**Instructions for the task:**
Decide whether each statement agrees with the account of the Sugar Ray Leonard vs. Kevin Howard fight, answering yes or no and quoting the words of the text that settle it: 1. The bout was first scheduled for February 25, 1984. 2. Leonard chose to face Howard in the welterweight division. 3. Leonard was knocked down in the fourth round.
[Start of Selected extract]
The Best is Back!
- Date: May 11, 1984
- Venue: The Centrum, Worcester, Massachusetts, U.S.

Tale of the tape
- Boxer: Ray Leonard / Kevin Howard
- Nickname: Sugar / The Spoiler
- Hometown: Palmer Park, Maryland, U.S. / Philadelphia, Pennsylvania, U.S.
- Purse: $3,000,000 / $125,000
- Pre-fight record: 32–1 (23 KO) / 20–4–1 (11 KO)
- Age: 27 years, 11 months / 23 years, 7 months
- Height: 5 ft 9+1⁄2 in (177 cm) / 5 ft 9 in (175 cm)
- Weight: 149 lb (68 kg) / 150+1⁄2 lb (68 kg)
- Style: Orthodox / Orthodox
- Recognition: 2-division world champion

Result
- Leonard wins via 9th-round KO

= Sugar Ray Leonard vs. Kevin Howard =

Boxing match

Sugar Ray Leonard vs. Kevin Howard, billed as The Best is Back! was a professional boxing match contested on May 11, 1984.

==Background==
Former WBC welterweight champion "Sugar" Ray Leonard announced his comeback to boxing in December 1983 after having retired the previous year following a retina injury. The following month, Leonard's opponent was officially announced to be little-known fringe contender Kevin Howard. In anticipation for a future fight with then-middleweight champion Marvin Hagler, Leonard decided to fight Howard as a light middleweight, a division where he had only one prior fight, rather than return to the welterweight division he had spent the majority of his career. Leonard also insisted on using thumb-less gloves as a precaution against eye injuries. Originally, the fight was scheduled to take place on February 25, 1984, however, the Massachusetts Boxing Commission required that Leonard get examined by a retinal specialist whom declared that while his surgically repaired left retina was fine, his right retina was determined to be loose resulting in the fight immediately being postponed. Leonard would then undergo cryotherapy treatment on his right after-which it was determined his right eye had healed enough to put the fight back on albeit with a new May 11 date.

Leonard had hoped to stage his comeback fight at Madison Square Garden, but the rock band Yes had already had the February 25th date booked. Yes was eventually forced to pull out of their scheduled concert due to illness and Leonard's lawyer and adviser Mike Trainer was notified of the Garden's availability but declined as he had already agreed to hold the fight in Atlantic City. Issues with New Jersey's 9% luxury tax eventually led the bout to be moved to The Centrum in Worcester, Massachusetts.

==The fight==
Leonard was knocked down for the first time in his professional career in the fourth round. Leonard was in control of the fight and began taunting Howard by shuffling his feet, winding up his right hand and dropping his hands down and sticking his chin out, challenging Howard to land a punch. However, Howard would counter a Leonard jab landing flush with a right hand to Leonard's jaw that sent Leonard down to the canvas. Leonard would quickly get back up and Howard would continue his attack, but Leonard was able to withstand it and survive the round. Leonard would have little trouble with Howard for the remainder of the fight and would finally end the fight in the ninth round. With around a minute left in the round, Leonard would land a left hook to Howard's head. A stunned Howard nearly went down but held on to Leonard to prevent Howard from falling down. Leonard would attack Howard and after landing a barrage of punches, and the referee stopped the fight, giving Leonard the victory by technical knockout at 2:28 of the round nine.
[End of Selected extract]
[Start of Data shown]
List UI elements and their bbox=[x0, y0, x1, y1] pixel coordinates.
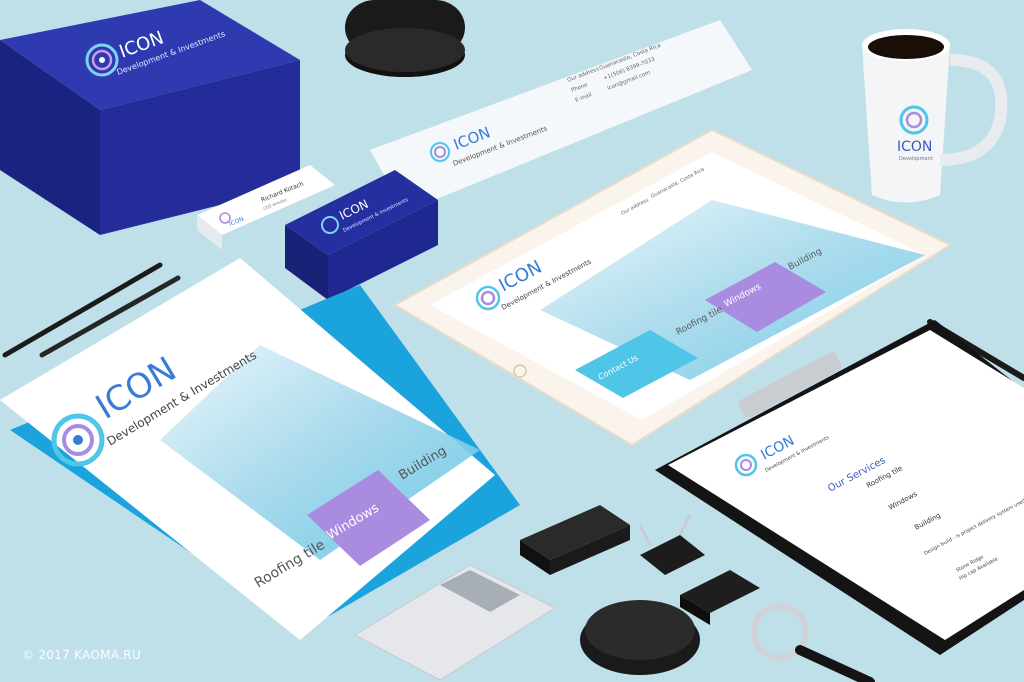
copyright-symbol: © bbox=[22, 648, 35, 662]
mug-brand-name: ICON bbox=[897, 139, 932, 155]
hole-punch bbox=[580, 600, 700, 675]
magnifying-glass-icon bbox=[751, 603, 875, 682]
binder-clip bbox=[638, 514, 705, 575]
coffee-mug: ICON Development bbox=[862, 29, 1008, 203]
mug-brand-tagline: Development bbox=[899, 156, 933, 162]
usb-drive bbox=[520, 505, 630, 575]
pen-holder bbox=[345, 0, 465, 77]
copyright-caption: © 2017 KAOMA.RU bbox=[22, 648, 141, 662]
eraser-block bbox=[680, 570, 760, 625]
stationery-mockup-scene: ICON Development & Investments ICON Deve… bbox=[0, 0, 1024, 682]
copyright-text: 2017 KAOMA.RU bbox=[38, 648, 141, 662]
[End of Data shown]
[Start of Data shown]
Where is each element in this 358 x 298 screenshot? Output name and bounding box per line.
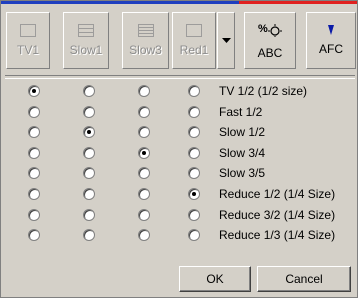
[End of Data shown]
[Start of Data shown]
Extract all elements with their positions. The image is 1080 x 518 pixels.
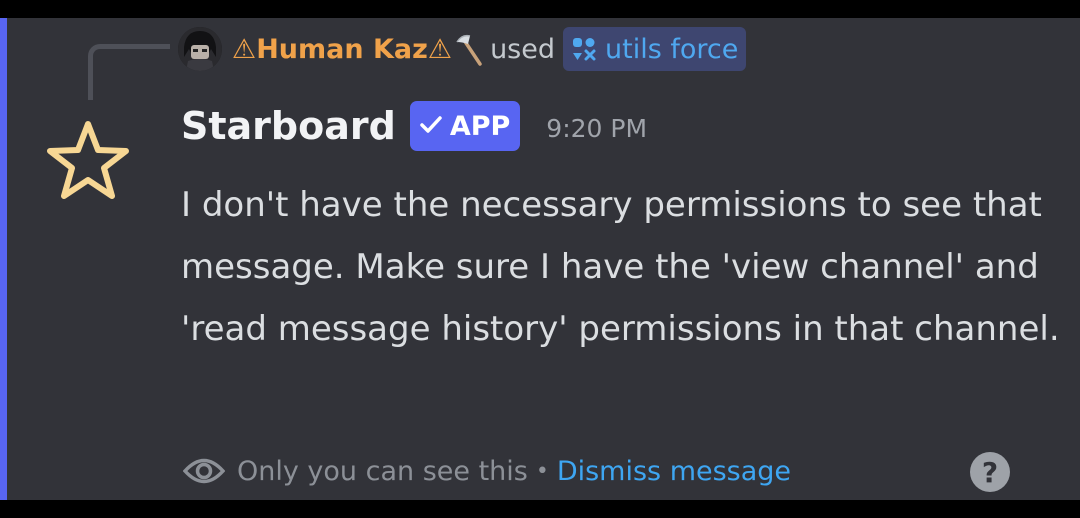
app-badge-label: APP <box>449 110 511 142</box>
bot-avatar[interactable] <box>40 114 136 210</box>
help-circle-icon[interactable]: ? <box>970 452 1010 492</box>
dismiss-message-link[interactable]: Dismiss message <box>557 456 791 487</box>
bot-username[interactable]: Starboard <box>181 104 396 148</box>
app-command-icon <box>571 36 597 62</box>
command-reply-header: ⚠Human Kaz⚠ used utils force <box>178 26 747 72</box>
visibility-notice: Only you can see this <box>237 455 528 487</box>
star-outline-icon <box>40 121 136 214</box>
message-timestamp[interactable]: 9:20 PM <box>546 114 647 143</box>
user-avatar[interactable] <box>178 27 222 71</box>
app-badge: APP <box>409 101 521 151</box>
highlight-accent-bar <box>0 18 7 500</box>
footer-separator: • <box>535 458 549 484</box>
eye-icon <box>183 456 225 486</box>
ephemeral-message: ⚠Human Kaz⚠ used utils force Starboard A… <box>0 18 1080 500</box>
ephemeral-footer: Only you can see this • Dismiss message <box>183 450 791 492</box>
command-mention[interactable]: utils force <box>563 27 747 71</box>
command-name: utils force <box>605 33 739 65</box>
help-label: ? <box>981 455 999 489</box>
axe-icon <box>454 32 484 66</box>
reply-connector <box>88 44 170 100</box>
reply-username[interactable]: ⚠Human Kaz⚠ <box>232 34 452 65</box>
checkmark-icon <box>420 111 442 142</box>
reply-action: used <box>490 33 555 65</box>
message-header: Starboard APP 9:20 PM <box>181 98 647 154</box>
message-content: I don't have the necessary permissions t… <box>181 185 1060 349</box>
[End of Data shown]
**Task response:**
1. Yes: "Originally, the fight was scheduled to take place on February 25, 1984"
2. No: "Leonard decided to fight Howard as a light middleweight, a division where he had only one prior fight, rather than return to the welterweight division"
3. Yes: "Leonard was knocked down for the first time in his professional career in the fourth round."